╭─ Data entries

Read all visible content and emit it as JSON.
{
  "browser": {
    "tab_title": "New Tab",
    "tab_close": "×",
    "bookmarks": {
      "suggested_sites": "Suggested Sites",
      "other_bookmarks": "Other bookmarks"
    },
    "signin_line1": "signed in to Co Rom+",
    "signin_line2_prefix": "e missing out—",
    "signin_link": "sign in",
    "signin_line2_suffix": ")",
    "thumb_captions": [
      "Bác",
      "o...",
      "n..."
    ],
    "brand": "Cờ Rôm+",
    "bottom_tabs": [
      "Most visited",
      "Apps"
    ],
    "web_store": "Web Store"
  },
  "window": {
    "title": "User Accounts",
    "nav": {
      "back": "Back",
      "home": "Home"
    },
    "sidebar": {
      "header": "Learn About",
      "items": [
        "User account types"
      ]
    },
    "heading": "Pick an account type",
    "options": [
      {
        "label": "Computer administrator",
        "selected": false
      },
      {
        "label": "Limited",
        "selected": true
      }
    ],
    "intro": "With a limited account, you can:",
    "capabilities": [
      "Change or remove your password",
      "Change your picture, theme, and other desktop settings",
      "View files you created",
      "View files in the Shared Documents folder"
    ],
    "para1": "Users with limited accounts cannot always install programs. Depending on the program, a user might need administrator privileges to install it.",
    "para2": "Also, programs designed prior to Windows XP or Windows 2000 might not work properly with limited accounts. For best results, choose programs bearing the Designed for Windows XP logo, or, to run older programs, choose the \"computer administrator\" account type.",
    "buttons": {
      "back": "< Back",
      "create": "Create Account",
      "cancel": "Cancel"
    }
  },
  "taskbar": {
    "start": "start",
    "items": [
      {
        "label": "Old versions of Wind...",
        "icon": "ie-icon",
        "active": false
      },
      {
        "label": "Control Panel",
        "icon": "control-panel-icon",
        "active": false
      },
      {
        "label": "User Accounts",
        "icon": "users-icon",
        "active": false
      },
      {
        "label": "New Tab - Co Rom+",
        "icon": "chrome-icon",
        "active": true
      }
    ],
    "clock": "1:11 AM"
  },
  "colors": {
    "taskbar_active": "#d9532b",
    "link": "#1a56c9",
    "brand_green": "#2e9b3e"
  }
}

╰─
╭─ Data entries

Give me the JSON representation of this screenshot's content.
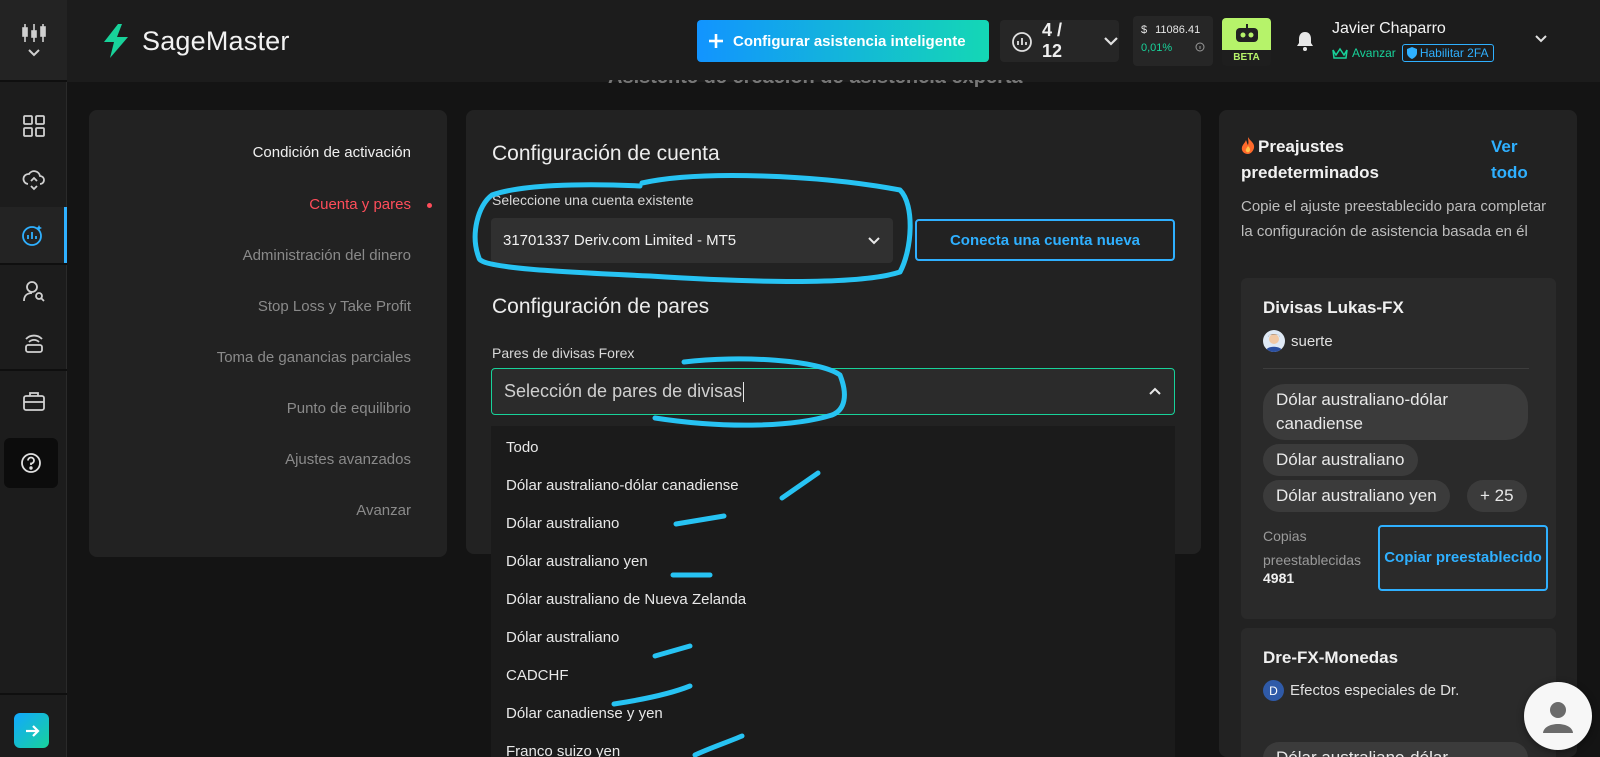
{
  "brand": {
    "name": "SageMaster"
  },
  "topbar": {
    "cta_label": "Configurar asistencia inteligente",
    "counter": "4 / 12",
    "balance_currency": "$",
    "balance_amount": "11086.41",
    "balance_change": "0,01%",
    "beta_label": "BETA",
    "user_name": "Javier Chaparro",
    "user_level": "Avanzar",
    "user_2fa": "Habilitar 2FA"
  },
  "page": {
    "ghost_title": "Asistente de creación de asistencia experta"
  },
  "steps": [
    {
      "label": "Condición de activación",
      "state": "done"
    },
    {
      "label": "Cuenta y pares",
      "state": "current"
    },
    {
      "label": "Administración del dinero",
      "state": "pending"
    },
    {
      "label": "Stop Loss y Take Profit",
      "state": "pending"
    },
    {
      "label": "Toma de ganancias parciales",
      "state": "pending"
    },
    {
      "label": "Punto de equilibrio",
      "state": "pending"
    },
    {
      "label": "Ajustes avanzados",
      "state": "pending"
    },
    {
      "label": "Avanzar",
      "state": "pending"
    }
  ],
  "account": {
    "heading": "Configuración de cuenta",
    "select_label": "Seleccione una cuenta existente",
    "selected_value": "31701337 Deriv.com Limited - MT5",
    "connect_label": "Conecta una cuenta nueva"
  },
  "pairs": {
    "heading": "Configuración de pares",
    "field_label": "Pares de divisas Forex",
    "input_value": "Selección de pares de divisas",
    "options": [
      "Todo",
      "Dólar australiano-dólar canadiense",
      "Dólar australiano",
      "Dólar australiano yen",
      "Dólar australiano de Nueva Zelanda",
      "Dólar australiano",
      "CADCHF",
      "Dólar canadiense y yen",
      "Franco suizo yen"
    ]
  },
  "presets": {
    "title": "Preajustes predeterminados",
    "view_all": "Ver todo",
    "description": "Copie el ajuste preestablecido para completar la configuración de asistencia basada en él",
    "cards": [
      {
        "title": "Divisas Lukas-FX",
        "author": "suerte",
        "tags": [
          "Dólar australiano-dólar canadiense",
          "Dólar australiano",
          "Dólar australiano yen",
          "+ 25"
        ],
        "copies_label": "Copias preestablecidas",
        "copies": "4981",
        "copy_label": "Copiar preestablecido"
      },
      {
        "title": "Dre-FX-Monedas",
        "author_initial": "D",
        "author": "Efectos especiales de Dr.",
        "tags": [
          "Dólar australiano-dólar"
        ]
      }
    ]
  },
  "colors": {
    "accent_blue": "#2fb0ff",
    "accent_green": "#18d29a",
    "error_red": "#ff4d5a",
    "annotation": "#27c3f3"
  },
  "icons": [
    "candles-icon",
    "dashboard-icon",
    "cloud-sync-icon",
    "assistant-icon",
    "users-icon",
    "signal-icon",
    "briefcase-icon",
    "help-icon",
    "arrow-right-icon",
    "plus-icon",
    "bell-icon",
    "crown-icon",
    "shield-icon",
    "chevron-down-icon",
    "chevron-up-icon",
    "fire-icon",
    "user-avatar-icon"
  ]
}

╰─

● Work required:
Out of the material above, select every line that holds the string "programs".

● Problem solution:
    "para1": "Users with limited accounts cannot always install programs. Depending on the program, a user might need administrator privileges to install it.",
    "para2": "Also, programs designed prior to Windows XP or Windows 2000 might not work properly with limited accounts. For best results, choose programs bearing the Designed for Windows XP logo, or, to run older programs, choose the \"computer administrator\" account type.",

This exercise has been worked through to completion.